→ Dataset content:
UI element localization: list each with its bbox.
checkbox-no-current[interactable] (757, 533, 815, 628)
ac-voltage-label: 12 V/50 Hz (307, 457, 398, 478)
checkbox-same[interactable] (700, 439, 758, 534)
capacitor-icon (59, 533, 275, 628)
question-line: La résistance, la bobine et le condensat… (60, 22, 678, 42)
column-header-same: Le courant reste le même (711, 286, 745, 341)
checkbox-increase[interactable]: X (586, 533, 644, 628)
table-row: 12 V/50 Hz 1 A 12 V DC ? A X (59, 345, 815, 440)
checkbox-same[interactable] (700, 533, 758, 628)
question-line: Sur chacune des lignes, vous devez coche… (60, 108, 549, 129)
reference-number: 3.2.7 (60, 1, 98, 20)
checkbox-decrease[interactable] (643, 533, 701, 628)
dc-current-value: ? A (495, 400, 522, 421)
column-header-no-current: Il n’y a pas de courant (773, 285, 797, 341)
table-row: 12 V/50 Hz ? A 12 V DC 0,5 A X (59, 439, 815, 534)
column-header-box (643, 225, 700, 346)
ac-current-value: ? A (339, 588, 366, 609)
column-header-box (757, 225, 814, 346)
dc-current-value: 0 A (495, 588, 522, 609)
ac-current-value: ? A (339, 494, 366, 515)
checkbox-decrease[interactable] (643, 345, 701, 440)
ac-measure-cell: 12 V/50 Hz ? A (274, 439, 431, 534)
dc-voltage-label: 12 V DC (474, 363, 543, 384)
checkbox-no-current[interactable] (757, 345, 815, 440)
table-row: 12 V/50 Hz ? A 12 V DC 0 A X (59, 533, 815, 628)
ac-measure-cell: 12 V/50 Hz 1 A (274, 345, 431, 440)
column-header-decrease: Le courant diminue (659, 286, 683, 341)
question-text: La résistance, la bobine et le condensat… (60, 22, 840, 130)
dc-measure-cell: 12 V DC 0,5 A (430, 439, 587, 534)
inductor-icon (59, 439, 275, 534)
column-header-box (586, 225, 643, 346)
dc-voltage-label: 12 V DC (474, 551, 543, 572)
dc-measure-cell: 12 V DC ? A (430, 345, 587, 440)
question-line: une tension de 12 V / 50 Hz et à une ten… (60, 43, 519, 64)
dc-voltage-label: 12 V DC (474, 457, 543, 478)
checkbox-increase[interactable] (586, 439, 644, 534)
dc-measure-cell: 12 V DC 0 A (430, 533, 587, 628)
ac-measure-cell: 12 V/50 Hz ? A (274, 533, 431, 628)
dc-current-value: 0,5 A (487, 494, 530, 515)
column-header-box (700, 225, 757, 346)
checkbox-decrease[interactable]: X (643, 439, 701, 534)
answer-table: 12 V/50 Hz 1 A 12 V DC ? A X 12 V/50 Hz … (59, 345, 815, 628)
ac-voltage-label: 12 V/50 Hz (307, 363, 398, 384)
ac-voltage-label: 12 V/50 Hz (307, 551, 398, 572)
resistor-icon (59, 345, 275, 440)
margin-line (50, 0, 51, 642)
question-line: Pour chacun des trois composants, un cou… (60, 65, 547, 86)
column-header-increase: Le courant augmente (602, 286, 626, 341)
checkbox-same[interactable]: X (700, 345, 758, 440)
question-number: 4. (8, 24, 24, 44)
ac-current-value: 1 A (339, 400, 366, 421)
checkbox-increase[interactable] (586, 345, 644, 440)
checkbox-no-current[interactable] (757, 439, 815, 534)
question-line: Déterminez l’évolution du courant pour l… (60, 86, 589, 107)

→ Problem details: Rewrite every line of the data above as a numbered list, skipping any blank lines.

→ Written response:
1. UI element localization: list each with its bbox.
2. checkbox-no-current[interactable] (757, 533, 815, 628)
3. ac-voltage-label: 12 V/50 Hz (307, 457, 398, 478)
4. checkbox-same[interactable] (700, 439, 758, 534)
5. capacitor-icon (59, 533, 275, 628)
6. question-line: La résistance, la bobine et le condensat… (60, 22, 678, 42)
7. column-header-same: Le courant reste le même (711, 286, 745, 341)
8. checkbox-increase[interactable]: X (586, 533, 644, 628)
9. table-row: 12 V/50 Hz 1 A 12 V DC ? A X (59, 345, 815, 440)
10. checkbox-same[interactable] (700, 533, 758, 628)
11. question-line: Sur chacune des lignes, vous devez coche… (60, 108, 549, 129)
12. reference-number: 3.2.7 (60, 1, 98, 20)
13. checkbox-decrease[interactable] (643, 533, 701, 628)
14. dc-current-value: ? A (495, 400, 522, 421)
15. column-header-no-current: Il n’y a pas de courant (773, 285, 797, 341)
16. table-row: 12 V/50 Hz ? A 12 V DC 0,5 A X (59, 439, 815, 534)
17. column-header-box (643, 225, 700, 346)
18. ac-current-value: ? A (339, 588, 366, 609)
19. column-header-box (757, 225, 814, 346)
20. dc-current-value: 0 A (495, 588, 522, 609)
21. ac-current-value: ? A (339, 494, 366, 515)
22. checkbox-decrease[interactable] (643, 345, 701, 440)
23. ac-measure-cell: 12 V/50 Hz ? A (274, 439, 431, 534)
24. dc-voltage-label: 12 V DC (474, 363, 543, 384)
25. checkbox-no-current[interactable] (757, 345, 815, 440)
26. table-row: 12 V/50 Hz ? A 12 V DC 0 A X (59, 533, 815, 628)
27. ac-measure-cell: 12 V/50 Hz 1 A (274, 345, 431, 440)
28. column-header-decrease: Le courant diminue (659, 286, 683, 341)
29. question-text: La résistance, la bobine et le condensat… (60, 22, 840, 130)
30. dc-measure-cell: 12 V DC 0,5 A (430, 439, 587, 534)
31. inductor-icon (59, 439, 275, 534)
32. column-header-box (586, 225, 643, 346)
33. dc-voltage-label: 12 V DC (474, 551, 543, 572)
34. dc-measure-cell: 12 V DC ? A (430, 345, 587, 440)
35. question-line: une tension de 12 V / 50 Hz et à une ten… (60, 43, 519, 64)
36. dc-voltage-label: 12 V DC (474, 457, 543, 478)
37. checkbox-increase[interactable] (586, 439, 644, 534)
38. dc-measure-cell: 12 V DC 0 A (430, 533, 587, 628)
39. ac-measure-cell: 12 V/50 Hz ? A (274, 533, 431, 628)
40. dc-current-value: 0,5 A (487, 494, 530, 515)
41. column-header-box (700, 225, 757, 346)
42. checkbox-decrease[interactable]: X (643, 439, 701, 534)
43. answer-table: 12 V/50 Hz 1 A 12 V DC ? A X 12 V/50 Hz … (59, 345, 815, 628)
44. ac-voltage-label: 12 V/50 Hz (307, 363, 398, 384)
45. ac-voltage-label: 12 V/50 Hz (307, 551, 398, 572)
46. resistor-icon (59, 345, 275, 440)
47. margin-line (50, 0, 51, 642)
48. question-line: Pour chacun des trois composants, un cou… (60, 65, 547, 86)
49. column-header-increase: Le courant augmente (602, 286, 626, 341)
50. checkbox-same[interactable]: X (700, 345, 758, 440)
51. question-number: 4. (8, 24, 24, 44)
52. ac-current-value: 1 A (339, 400, 366, 421)
53. checkbox-increase[interactable] (586, 345, 644, 440)
54. checkbox-no-current[interactable] (757, 439, 815, 534)
55. question-line: Déterminez l’évolution du courant pour l… (60, 86, 589, 107)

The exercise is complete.